**DATA TO USE**
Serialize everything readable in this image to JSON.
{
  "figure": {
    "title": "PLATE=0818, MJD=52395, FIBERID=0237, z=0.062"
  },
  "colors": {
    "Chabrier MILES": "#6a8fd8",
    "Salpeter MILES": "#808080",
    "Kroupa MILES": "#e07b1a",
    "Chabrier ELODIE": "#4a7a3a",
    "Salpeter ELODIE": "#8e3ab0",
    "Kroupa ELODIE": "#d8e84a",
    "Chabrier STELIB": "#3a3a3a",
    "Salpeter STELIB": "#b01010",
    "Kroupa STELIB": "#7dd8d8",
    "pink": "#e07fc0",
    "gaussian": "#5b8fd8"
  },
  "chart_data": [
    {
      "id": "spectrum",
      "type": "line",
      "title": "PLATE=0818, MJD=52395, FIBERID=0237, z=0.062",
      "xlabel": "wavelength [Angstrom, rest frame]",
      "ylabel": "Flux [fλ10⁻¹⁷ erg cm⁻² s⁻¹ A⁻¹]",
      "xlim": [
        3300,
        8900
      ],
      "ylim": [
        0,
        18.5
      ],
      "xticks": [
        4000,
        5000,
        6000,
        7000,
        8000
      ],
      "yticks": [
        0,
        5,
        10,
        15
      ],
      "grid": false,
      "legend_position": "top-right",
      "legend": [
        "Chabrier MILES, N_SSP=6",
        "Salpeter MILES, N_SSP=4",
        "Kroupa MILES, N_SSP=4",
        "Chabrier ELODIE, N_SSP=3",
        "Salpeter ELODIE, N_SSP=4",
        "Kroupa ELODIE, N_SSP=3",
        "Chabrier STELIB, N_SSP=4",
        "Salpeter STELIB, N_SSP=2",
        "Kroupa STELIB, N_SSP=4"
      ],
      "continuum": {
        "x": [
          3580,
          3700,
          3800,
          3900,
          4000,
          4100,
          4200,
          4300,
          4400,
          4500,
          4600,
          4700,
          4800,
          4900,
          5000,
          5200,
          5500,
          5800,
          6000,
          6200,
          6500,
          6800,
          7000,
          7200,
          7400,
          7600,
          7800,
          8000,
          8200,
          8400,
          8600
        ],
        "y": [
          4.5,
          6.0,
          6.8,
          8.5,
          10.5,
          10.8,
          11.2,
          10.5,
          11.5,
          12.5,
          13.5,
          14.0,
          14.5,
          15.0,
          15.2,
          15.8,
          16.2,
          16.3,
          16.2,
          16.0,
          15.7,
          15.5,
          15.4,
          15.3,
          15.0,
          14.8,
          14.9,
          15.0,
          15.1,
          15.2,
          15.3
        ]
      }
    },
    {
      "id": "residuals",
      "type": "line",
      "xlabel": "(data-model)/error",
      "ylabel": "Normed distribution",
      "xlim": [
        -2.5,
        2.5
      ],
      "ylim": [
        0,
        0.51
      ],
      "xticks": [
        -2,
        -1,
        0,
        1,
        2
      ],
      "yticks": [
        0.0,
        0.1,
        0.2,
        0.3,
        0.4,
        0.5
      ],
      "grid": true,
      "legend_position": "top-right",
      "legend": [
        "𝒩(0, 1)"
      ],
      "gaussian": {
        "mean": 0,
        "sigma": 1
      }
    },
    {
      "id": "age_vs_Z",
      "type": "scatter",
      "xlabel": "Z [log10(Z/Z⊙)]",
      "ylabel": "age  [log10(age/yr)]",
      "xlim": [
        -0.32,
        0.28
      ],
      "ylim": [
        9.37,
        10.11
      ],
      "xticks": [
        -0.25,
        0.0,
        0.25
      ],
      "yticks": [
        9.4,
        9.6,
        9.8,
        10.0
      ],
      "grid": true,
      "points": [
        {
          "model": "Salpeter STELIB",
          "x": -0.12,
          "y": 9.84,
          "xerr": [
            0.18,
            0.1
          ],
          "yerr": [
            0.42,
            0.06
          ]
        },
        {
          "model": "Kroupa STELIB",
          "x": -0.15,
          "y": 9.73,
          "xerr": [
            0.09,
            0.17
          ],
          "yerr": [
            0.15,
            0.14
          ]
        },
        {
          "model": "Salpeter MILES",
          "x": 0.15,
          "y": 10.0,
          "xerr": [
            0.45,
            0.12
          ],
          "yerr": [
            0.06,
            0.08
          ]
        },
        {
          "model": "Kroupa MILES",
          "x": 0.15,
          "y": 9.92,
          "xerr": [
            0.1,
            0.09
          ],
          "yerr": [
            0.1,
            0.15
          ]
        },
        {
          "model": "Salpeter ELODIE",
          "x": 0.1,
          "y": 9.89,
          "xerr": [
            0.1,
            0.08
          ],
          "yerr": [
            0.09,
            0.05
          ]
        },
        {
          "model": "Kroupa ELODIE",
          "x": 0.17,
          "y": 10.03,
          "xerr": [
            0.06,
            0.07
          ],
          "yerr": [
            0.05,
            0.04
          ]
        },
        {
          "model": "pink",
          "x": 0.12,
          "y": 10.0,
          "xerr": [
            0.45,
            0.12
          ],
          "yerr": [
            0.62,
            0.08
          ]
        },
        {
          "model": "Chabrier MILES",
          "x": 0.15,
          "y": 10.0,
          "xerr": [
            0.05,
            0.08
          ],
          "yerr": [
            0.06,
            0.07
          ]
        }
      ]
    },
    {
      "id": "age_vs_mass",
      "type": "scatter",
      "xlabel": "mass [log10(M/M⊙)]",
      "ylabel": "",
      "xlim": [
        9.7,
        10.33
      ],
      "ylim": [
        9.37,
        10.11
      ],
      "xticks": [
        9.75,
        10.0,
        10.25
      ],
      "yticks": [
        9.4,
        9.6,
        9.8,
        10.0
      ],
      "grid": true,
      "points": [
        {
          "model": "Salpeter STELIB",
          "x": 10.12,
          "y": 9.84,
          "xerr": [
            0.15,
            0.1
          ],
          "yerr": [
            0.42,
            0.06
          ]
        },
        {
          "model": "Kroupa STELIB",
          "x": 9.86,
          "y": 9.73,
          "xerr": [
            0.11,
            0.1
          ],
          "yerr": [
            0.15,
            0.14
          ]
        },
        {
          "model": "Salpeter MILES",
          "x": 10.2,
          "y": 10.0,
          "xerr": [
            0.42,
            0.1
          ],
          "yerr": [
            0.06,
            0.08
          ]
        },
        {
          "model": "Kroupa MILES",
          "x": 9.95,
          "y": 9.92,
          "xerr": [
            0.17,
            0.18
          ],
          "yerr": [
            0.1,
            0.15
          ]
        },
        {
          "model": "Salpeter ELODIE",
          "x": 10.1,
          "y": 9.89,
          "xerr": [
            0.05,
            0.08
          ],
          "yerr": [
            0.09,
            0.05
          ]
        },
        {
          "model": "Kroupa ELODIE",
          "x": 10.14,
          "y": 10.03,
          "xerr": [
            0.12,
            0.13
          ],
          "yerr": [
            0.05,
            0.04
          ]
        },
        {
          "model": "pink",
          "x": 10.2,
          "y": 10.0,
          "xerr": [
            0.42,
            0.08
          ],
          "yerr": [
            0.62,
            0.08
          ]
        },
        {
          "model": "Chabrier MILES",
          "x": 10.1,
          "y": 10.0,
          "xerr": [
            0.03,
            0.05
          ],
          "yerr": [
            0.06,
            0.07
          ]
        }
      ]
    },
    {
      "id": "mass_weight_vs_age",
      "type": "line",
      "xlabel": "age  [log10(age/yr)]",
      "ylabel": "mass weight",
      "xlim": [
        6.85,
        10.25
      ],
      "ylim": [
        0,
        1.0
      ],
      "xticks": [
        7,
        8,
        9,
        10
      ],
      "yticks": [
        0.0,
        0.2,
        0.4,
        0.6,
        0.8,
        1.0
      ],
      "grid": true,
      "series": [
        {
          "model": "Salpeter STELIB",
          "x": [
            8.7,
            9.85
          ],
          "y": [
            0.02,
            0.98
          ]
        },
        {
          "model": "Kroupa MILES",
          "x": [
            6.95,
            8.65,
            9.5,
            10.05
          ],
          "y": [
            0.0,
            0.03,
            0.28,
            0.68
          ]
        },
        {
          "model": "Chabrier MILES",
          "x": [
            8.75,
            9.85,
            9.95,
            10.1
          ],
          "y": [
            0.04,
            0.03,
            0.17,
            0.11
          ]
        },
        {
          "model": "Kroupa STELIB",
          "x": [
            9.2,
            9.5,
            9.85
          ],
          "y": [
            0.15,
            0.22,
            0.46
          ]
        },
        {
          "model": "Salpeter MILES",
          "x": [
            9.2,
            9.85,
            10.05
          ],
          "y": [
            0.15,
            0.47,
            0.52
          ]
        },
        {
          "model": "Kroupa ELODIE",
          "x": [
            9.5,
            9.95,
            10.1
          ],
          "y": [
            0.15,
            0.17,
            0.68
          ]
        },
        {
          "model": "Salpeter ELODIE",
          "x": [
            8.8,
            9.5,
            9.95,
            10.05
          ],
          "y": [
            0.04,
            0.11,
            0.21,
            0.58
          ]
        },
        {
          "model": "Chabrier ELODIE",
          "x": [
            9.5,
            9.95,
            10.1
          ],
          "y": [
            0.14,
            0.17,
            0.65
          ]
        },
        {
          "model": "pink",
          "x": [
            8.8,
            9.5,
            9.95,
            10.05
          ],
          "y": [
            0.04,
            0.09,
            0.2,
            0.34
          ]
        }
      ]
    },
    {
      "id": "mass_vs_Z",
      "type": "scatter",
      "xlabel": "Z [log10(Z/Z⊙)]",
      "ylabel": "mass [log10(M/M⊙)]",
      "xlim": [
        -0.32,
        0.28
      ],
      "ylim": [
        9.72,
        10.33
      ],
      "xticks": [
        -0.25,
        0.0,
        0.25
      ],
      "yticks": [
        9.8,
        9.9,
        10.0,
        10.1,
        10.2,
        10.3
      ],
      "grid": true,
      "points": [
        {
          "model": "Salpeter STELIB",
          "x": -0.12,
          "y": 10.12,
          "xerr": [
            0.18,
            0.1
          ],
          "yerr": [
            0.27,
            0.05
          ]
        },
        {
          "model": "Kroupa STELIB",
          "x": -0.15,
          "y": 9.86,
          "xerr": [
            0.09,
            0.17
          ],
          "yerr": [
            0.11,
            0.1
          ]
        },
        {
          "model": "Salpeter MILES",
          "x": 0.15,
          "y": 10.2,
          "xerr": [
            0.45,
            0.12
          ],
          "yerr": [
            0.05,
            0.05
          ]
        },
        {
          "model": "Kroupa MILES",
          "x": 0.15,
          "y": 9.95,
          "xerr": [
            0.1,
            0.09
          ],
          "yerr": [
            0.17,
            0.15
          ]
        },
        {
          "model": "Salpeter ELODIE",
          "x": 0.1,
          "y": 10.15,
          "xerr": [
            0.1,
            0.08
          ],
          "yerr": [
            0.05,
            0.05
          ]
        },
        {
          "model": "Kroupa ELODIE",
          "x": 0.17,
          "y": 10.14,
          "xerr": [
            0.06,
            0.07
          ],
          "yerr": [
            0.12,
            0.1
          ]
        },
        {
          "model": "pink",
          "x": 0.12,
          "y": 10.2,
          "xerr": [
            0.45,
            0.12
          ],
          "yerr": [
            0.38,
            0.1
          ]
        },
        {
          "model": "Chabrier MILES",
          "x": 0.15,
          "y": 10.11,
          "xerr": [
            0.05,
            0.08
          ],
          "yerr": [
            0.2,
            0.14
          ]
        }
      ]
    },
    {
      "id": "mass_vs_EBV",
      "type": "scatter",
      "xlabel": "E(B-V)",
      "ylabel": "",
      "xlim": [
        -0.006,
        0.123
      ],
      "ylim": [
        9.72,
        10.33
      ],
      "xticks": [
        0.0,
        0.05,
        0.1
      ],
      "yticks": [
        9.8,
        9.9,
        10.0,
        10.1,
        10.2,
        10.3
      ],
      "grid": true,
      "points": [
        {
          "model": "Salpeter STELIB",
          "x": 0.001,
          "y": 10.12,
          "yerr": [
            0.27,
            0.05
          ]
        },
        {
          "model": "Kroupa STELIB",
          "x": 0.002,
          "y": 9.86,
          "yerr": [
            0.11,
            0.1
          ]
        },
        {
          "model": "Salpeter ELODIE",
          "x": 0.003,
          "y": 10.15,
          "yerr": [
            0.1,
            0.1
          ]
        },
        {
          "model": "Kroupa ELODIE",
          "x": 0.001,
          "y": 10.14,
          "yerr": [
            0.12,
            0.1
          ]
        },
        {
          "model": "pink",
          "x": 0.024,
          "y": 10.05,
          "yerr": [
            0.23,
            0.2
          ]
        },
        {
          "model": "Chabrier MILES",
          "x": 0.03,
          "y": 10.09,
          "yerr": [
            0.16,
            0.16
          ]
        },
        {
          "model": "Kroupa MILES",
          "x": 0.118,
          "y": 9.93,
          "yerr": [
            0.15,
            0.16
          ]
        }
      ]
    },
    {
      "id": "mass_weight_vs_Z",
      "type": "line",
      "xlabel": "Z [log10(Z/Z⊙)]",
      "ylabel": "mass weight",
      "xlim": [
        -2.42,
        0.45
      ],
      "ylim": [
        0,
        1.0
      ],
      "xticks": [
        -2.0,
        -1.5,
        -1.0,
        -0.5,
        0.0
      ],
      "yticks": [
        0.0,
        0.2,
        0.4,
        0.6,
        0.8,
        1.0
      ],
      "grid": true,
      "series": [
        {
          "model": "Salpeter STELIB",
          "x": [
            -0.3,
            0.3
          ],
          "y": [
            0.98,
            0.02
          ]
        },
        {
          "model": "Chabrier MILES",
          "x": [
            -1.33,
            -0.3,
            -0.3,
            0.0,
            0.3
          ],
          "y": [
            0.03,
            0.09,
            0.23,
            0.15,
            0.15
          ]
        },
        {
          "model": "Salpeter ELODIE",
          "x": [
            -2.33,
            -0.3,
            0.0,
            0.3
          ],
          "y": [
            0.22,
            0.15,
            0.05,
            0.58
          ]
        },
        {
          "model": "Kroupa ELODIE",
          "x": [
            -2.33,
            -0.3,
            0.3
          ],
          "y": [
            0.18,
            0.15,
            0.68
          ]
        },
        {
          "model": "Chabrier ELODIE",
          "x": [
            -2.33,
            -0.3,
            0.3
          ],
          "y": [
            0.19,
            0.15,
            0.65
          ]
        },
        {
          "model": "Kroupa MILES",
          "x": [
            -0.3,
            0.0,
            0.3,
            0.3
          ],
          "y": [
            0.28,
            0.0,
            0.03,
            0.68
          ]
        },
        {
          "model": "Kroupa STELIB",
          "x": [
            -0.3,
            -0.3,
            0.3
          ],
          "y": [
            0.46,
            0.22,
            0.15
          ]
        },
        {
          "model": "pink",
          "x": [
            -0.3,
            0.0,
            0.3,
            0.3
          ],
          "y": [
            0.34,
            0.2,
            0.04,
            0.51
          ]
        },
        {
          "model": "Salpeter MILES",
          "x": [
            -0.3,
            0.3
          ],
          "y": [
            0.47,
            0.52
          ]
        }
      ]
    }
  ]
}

**INSTRUCTIONS FOR THE TASK**
Only the number should be given: how many lines of the data contain the word "PLATE"?

**SOLUTION**
2